### Extracted data:
───

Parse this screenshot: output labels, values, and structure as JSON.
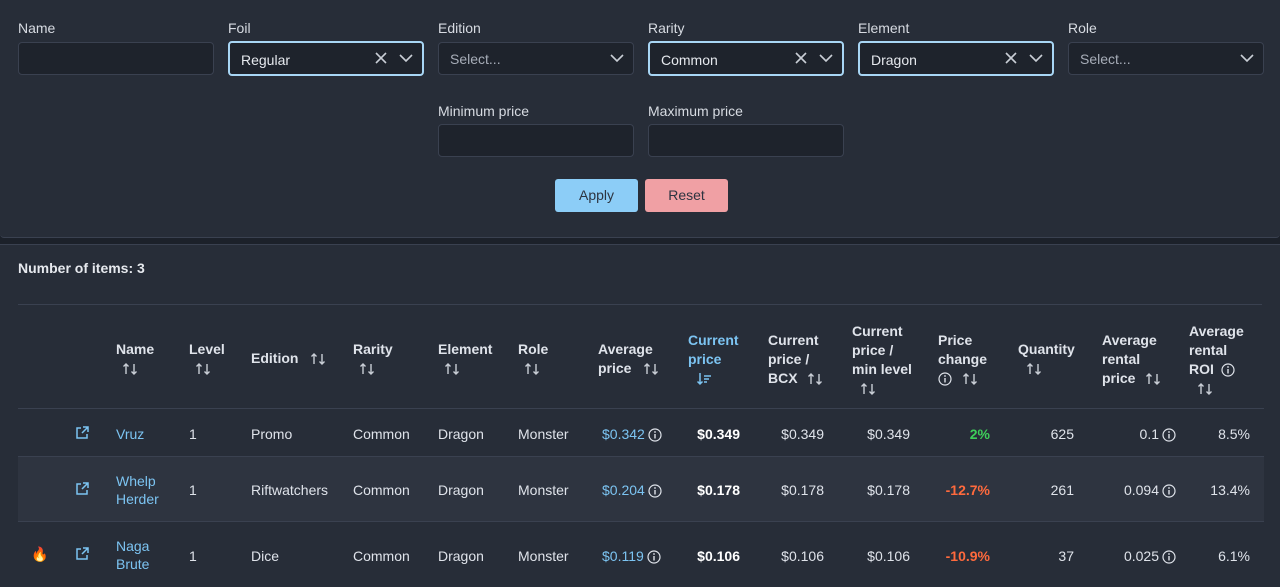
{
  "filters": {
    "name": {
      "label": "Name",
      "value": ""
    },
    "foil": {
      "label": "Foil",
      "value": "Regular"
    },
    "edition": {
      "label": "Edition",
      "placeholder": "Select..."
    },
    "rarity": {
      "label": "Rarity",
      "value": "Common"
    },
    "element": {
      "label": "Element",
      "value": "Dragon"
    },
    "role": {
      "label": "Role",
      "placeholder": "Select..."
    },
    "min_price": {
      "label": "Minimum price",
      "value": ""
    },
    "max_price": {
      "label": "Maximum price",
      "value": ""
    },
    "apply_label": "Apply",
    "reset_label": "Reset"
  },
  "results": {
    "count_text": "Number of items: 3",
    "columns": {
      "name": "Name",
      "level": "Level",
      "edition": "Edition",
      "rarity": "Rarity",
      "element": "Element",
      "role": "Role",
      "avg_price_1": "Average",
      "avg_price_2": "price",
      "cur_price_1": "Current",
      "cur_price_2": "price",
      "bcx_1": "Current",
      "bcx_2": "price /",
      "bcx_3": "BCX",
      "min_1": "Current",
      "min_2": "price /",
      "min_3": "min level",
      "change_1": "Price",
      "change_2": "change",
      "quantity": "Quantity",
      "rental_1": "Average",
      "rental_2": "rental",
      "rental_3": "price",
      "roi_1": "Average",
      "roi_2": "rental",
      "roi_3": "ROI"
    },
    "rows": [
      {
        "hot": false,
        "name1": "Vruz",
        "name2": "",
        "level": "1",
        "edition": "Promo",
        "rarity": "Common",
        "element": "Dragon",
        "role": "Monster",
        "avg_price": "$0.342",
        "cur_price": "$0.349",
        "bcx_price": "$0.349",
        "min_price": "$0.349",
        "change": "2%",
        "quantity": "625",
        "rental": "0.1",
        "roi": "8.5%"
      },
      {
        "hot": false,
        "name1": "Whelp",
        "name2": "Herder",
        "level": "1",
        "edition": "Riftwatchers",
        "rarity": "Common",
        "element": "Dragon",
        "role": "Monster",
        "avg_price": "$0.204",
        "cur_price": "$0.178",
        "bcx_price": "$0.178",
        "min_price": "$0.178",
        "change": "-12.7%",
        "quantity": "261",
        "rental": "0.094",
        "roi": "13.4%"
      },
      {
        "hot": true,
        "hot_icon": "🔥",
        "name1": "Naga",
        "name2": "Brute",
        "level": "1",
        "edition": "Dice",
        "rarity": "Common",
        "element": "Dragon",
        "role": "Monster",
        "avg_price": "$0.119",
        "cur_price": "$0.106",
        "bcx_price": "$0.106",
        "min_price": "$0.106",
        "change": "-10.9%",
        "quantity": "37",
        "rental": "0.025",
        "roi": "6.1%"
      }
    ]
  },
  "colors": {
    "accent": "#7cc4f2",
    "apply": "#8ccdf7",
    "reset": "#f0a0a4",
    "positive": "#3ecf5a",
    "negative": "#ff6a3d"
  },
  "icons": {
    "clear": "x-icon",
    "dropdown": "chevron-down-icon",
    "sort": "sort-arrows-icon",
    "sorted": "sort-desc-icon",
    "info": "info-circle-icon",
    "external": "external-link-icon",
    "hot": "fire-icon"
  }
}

───

### Instruction:
Leave out the pictures and output the rest of the material exactly as written.

### Task response:
Parse this screenshot: output labels, values, and structure as JSON.
{
  "filters": {
    "name": {
      "label": "Name",
      "value": ""
    },
    "foil": {
      "label": "Foil",
      "value": "Regular"
    },
    "edition": {
      "label": "Edition",
      "placeholder": "Select..."
    },
    "rarity": {
      "label": "Rarity",
      "value": "Common"
    },
    "element": {
      "label": "Element",
      "value": "Dragon"
    },
    "role": {
      "label": "Role",
      "placeholder": "Select..."
    },
    "min_price": {
      "label": "Minimum price",
      "value": ""
    },
    "max_price": {
      "label": "Maximum price",
      "value": ""
    },
    "apply_label": "Apply",
    "reset_label": "Reset"
  },
  "results": {
    "count_text": "Number of items: 3",
    "columns": {
      "name": "Name",
      "level": "Level",
      "edition": "Edition",
      "rarity": "Rarity",
      "element": "Element",
      "role": "Role",
      "avg_price_1": "Average",
      "avg_price_2": "price",
      "cur_price_1": "Current",
      "cur_price_2": "price",
      "bcx_1": "Current",
      "bcx_2": "price /",
      "bcx_3": "BCX",
      "min_1": "Current",
      "min_2": "price /",
      "min_3": "min level",
      "change_1": "Price",
      "change_2": "change",
      "quantity": "Quantity",
      "rental_1": "Average",
      "rental_2": "rental",
      "rental_3": "price",
      "roi_1": "Average",
      "roi_2": "rental",
      "roi_3": "ROI"
    },
    "rows": [
      {
        "hot": false,
        "name1": "Vruz",
        "name2": "",
        "level": "1",
        "edition": "Promo",
        "rarity": "Common",
        "element": "Dragon",
        "role": "Monster",
        "avg_price": "$0.342",
        "cur_price": "$0.349",
        "bcx_price": "$0.349",
        "min_price": "$0.349",
        "change": "2%",
        "quantity": "625",
        "rental": "0.1",
        "roi": "8.5%"
      },
      {
        "hot": false,
        "name1": "Whelp",
        "name2": "Herder",
        "level": "1",
        "edition": "Riftwatchers",
        "rarity": "Common",
        "element": "Dragon",
        "role": "Monster",
        "avg_price": "$0.204",
        "cur_price": "$0.178",
        "bcx_price": "$0.178",
        "min_price": "$0.178",
        "change": "-12.7%",
        "quantity": "261",
        "rental": "0.094",
        "roi": "13.4%"
      },
      {
        "hot": true,
        "hot_icon": "🔥",
        "name1": "Naga",
        "name2": "Brute",
        "level": "1",
        "edition": "Dice",
        "rarity": "Common",
        "element": "Dragon",
        "role": "Monster",
        "avg_price": "$0.119",
        "cur_price": "$0.106",
        "bcx_price": "$0.106",
        "min_price": "$0.106",
        "change": "-10.9%",
        "quantity": "37",
        "rental": "0.025",
        "roi": "6.1%"
      }
    ]
  },
  "colors": {
    "accent": "#7cc4f2",
    "apply": "#8ccdf7",
    "reset": "#f0a0a4",
    "positive": "#3ecf5a",
    "negative": "#ff6a3d"
  },
  "icons": {
    "clear": "x-icon",
    "dropdown": "chevron-down-icon",
    "sort": "sort-arrows-icon",
    "sorted": "sort-desc-icon",
    "info": "info-circle-icon",
    "external": "external-link-icon",
    "hot": "fire-icon"
  }
}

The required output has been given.